*WHAT THE EXERCISE ASKS*
Print the passage below on additions in the feedstock or product in full, word for word.

In some embodiments, the feedstock or product comprises up to 5 wt. % of additions. In one embodiment, the feedstock or product comprises at least 0.01 wt. % of the additions. In another embodiment, the feedstock or product comprises at least 0.05 wt. % of the additions. In yet another embodiment, the feedstock or product comprises at least 0.08 wt. % of the additions. In another embodiment, the feedstock or product comprises at least 0.1 wt. % of the additions. In yet another embodiment, the feedstock or product comprises at least 0.5 wt. % of the additions. In another embodiment, the feedstock or product comprises at least 0.8 wt. % of the additions. In one embodiment, the feedstock or product comprises not greater than 4.5 wt. % of the additions. In another embodiment, the feedstock or product comprises not greater than 4.0 wt. % of the additions. In yet another embodiment, the feedstock or product comprises not greater than 3.5 wt. % of the additions. In another embodiment, the feedstock or product comprises not greater than 3.0 wt. % of the additions. In yet another embodiment, the feedstock or product comprises not greater than 2.5 wt. % of the additions. In another embodiment, the feedstock or product comprises not greater than 2.0 wt. % of the additions. In yet another embodiment, the feedstock or product comprises not greater than 1.5 wt. % of the additions. In another embodiment, the feedstock or product comprises not greater than 1.25 wt. % of the additions. In yet another embodiment, the feedstock or product comprises not greater than 1.0 wt. % of the additions. In one embodiment, the feedstock or product or product comprises 0.01 to 5 wt. % of the additions. In another embodiment, the feedstock or product or product comprises 0.1 to 5 wt. % of the additions. In yet another embodiment, the feedstock or product or product comprises 0.01 to 1 wt. % of the additions. In another embodiment, the feedstock or product or product comprises 0.1 to 1 wt. % of the additions. In yet another embodiment, the feedstock or product or product comprises 0.5 to 3 wt. % of the additions. In another embodiment, the feedstock or product or product comprises 1 to 3 wt. % of the additions. In some of these embodiments, the additions comprise at least one ceramic material, wherein at least one ceramic material is TiB₂.

*RECORD EXCERPTS*
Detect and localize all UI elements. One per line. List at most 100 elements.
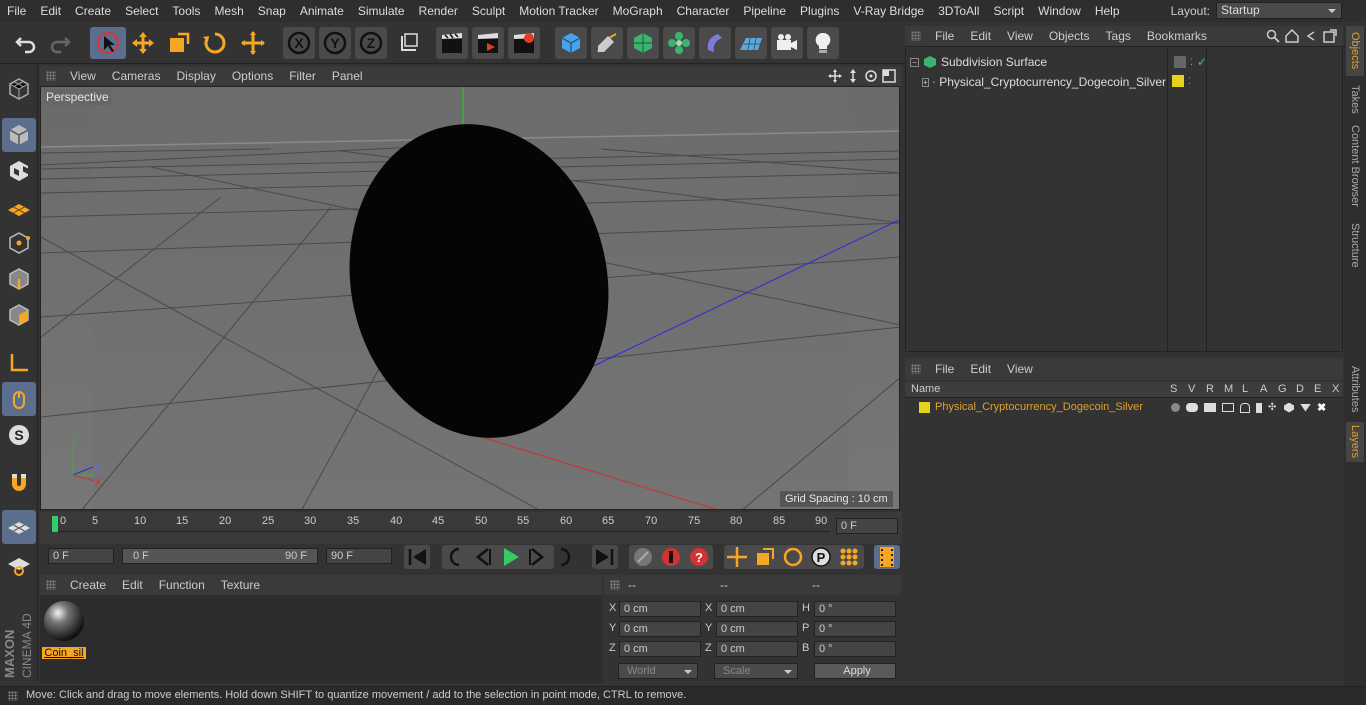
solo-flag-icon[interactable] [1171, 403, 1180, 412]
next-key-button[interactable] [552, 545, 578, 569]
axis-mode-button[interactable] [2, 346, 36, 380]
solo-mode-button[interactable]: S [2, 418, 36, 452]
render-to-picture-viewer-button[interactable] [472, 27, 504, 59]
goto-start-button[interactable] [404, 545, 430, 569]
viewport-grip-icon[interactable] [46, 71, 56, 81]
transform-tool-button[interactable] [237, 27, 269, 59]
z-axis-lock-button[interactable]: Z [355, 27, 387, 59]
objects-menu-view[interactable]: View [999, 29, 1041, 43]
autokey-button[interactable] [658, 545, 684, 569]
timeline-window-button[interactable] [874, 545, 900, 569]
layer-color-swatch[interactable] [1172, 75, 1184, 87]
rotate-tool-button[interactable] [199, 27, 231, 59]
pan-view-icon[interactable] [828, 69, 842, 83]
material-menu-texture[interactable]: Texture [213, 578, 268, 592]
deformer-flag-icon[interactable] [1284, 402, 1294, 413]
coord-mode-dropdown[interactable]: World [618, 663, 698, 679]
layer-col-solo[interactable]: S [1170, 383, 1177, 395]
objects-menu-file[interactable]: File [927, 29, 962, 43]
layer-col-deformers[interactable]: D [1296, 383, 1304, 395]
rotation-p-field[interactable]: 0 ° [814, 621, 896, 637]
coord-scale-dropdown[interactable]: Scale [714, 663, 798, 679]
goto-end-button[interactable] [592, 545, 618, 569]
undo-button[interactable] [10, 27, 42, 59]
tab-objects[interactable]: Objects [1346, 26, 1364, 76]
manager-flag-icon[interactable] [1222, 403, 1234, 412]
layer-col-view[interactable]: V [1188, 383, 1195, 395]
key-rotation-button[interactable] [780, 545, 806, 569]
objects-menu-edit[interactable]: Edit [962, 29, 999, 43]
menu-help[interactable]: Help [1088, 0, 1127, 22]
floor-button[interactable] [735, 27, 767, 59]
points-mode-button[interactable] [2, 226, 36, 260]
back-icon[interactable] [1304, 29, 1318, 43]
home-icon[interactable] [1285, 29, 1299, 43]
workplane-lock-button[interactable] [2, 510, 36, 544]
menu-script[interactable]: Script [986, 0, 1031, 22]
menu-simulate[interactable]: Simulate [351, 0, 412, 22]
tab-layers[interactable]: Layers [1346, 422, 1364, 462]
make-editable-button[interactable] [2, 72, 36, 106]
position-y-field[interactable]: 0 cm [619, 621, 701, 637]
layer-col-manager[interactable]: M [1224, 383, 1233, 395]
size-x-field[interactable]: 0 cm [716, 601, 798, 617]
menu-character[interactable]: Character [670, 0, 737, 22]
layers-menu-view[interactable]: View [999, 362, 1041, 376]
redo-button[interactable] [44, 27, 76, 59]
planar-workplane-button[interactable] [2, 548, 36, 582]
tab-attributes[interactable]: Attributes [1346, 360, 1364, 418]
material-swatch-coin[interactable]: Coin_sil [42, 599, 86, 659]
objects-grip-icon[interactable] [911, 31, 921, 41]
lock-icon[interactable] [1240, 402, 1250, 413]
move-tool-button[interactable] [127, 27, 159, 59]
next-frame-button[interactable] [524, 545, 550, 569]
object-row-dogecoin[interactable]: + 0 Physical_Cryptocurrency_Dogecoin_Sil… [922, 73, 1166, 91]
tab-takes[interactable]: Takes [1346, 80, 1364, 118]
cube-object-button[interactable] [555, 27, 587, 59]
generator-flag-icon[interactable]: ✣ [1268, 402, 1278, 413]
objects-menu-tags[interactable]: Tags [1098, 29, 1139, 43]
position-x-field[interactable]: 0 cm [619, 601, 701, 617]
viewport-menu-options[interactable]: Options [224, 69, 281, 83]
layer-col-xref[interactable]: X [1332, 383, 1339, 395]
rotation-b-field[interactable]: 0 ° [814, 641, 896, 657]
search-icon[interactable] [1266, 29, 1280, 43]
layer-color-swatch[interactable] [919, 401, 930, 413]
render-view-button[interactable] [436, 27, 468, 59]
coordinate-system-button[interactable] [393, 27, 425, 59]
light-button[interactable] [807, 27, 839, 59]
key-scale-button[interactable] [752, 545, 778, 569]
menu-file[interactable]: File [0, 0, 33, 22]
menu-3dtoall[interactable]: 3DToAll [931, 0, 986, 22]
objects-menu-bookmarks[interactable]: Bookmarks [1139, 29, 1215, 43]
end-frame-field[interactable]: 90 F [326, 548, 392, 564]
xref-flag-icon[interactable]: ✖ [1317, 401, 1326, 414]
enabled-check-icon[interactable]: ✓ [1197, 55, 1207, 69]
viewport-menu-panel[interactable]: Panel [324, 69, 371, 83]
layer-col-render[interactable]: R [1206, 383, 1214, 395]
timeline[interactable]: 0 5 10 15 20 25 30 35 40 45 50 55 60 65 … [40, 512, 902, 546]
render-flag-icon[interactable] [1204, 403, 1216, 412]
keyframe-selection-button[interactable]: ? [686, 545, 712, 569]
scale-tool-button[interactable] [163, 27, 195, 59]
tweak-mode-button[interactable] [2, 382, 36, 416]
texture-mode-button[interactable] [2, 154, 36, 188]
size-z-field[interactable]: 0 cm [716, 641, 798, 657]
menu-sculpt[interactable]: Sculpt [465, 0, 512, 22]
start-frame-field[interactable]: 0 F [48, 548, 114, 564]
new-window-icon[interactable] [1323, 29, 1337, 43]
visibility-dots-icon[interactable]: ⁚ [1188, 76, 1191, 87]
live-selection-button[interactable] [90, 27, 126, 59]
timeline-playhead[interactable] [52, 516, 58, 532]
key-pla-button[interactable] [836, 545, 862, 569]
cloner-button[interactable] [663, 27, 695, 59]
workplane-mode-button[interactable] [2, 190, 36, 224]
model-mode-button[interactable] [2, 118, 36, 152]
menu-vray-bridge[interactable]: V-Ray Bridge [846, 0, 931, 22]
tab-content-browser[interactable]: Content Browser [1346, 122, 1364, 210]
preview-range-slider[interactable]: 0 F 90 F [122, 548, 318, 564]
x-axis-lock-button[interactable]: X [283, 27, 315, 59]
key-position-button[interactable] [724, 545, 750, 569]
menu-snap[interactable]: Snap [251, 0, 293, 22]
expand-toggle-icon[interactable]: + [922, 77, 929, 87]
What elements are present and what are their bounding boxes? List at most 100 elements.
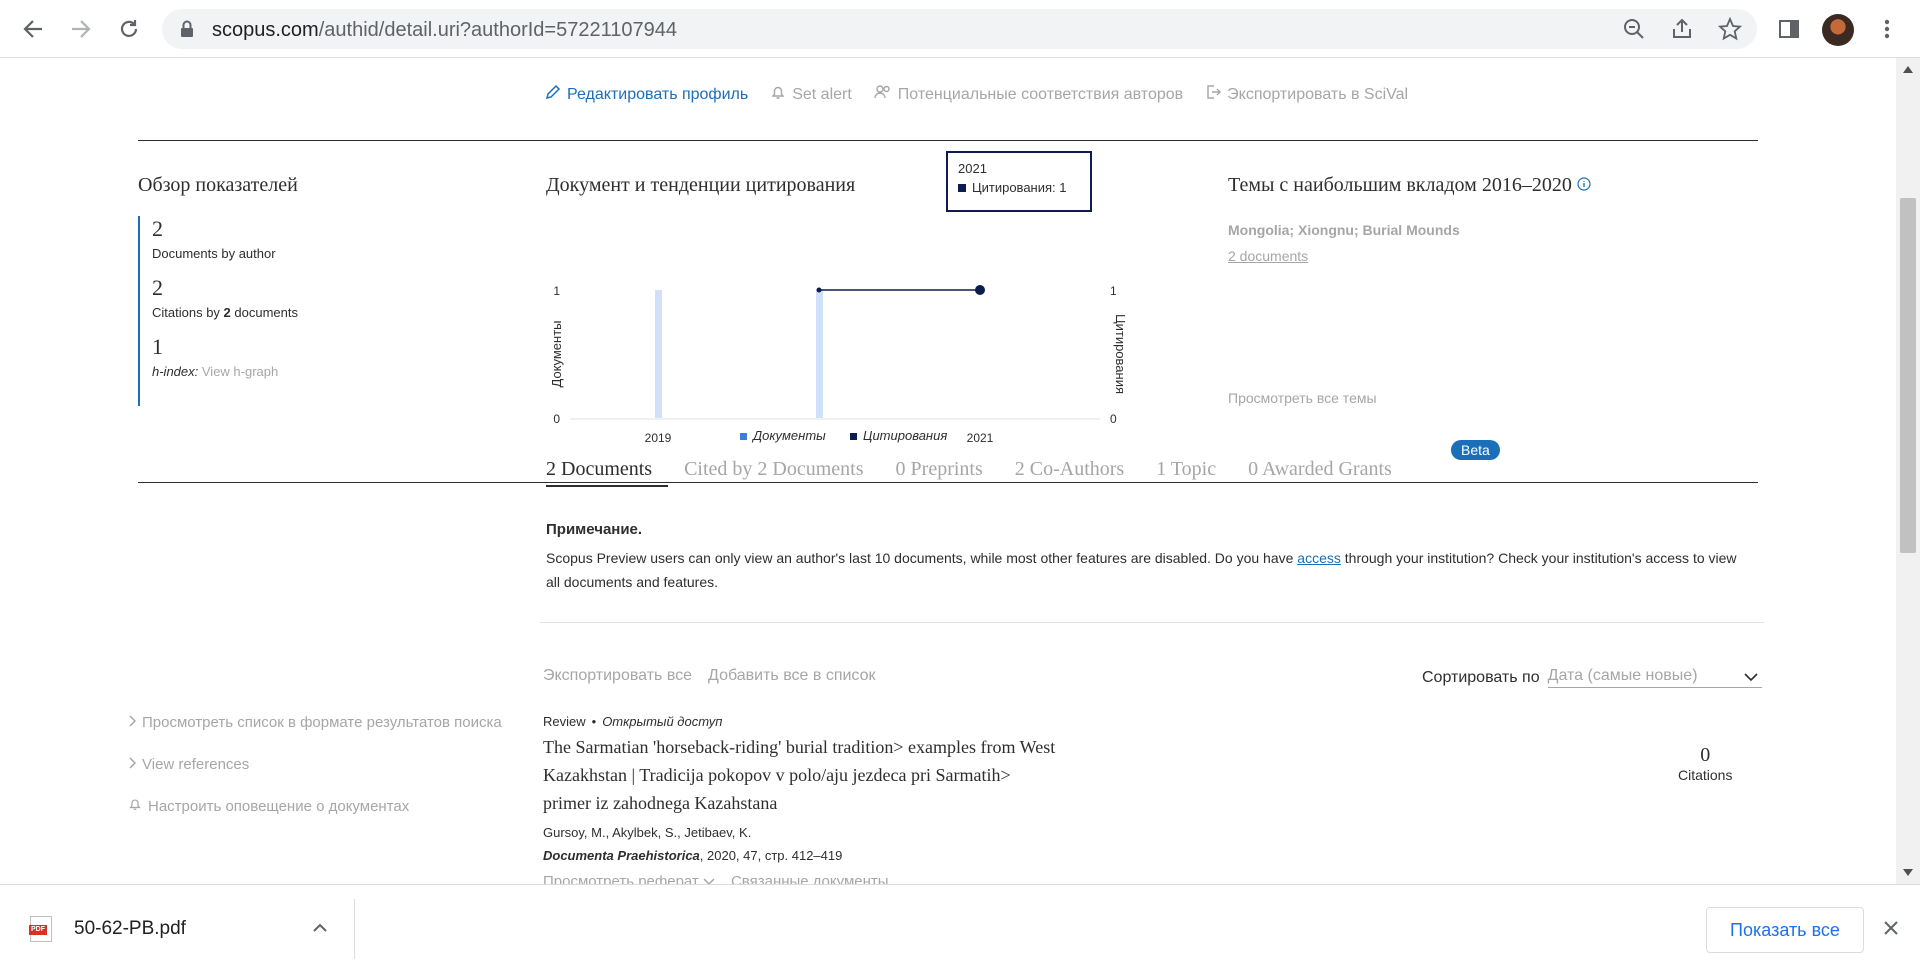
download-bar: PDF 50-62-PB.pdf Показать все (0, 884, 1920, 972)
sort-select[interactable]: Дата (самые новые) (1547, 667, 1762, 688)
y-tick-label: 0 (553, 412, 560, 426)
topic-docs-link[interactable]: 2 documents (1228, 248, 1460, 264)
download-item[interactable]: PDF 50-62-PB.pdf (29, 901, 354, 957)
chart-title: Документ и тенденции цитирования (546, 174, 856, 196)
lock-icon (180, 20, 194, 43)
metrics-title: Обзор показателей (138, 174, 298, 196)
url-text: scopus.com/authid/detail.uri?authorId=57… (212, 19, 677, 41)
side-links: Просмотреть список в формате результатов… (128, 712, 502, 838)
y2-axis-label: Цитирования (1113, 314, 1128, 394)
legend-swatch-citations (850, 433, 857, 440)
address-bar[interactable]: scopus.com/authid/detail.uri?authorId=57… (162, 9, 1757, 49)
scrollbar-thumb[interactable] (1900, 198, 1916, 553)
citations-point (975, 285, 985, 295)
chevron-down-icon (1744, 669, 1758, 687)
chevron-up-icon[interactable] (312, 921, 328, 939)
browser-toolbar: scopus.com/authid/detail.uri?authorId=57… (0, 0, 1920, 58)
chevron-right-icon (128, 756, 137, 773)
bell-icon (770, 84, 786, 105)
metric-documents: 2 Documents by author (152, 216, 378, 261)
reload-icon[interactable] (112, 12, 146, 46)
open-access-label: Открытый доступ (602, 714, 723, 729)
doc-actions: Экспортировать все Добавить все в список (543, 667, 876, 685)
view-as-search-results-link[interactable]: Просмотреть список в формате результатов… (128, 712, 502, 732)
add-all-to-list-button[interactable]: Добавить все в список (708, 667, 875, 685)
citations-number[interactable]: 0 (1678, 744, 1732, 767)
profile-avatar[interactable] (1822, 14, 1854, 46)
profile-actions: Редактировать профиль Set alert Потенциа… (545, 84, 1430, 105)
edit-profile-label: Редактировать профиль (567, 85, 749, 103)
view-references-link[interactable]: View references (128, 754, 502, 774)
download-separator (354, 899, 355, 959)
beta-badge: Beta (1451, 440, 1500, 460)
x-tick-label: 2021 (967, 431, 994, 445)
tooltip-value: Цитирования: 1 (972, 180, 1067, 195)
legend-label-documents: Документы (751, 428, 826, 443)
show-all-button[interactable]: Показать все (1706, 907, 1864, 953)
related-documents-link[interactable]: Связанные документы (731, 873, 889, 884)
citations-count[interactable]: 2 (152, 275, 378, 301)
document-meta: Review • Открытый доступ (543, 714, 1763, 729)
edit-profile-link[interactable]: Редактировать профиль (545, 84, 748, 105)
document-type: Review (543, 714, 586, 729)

*TASK ANSWER*
In some embodiments, the feedstock or product comprises up to 5 wt. % of additions. In one embodiment, the feedstock or product comprises at least 0.01 wt. % of the additions. In another embodiment, the feedstock or product comprises at least 0.05 wt. % of the additions. In yet another embodiment, the feedstock or product comprises at least 0.08 wt. % of the additions. In another embodiment, the feedstock or product comprises at least 0.1 wt. % of the additions. In yet another embodiment, the feedstock or product comprises at least 0.5 wt. % of the additions. In another embodiment, the feedstock or product comprises at least 0.8 wt. % of the additions. In one embodiment, the feedstock or product comprises not greater than 4.5 wt. % of the additions. In another embodiment, the feedstock or product comprises not greater than 4.0 wt. % of the additions. In yet another embodiment, the feedstock or product comprises not greater than 3.5 wt. % of the additions. In another embodiment, the feedstock or product comprises not greater than 3.0 wt. % of the additions. In yet another embodiment, the feedstock or product comprises not greater than 2.5 wt. % of the additions. In another embodiment, the feedstock or product comprises not greater than 2.0 wt. % of the additions. In yet another embodiment, the feedstock or product comprises not greater than 1.5 wt. % of the additions. In another embodiment, the feedstock or product comprises not greater than 1.25 wt. % of the additions. In yet another embodiment, the feedstock or product comprises not greater than 1.0 wt. % of the additions. In one embodiment, the feedstock or product or product comprises 0.01 to 5 wt. % of the additions. In another embodiment, the feedstock or product or product comprises 0.1 to 5 wt. % of the additions. In yet another embodiment, the feedstock or product or product comprises 0.01 to 1 wt. % of the additions. In another embodiment, the feedstock or product or product comprises 0.1 to 1 wt. % of the additions. In yet another embodiment, the feedstock or product or product comprises 0.5 to 3 wt. % of the additions. In another embodiment, the feedstock or product or product comprises 1 to 3 wt. % of the additions. In some of these embodiments, the additions comprise at least one ceramic material, wherein at least one ceramic material is TiB₂.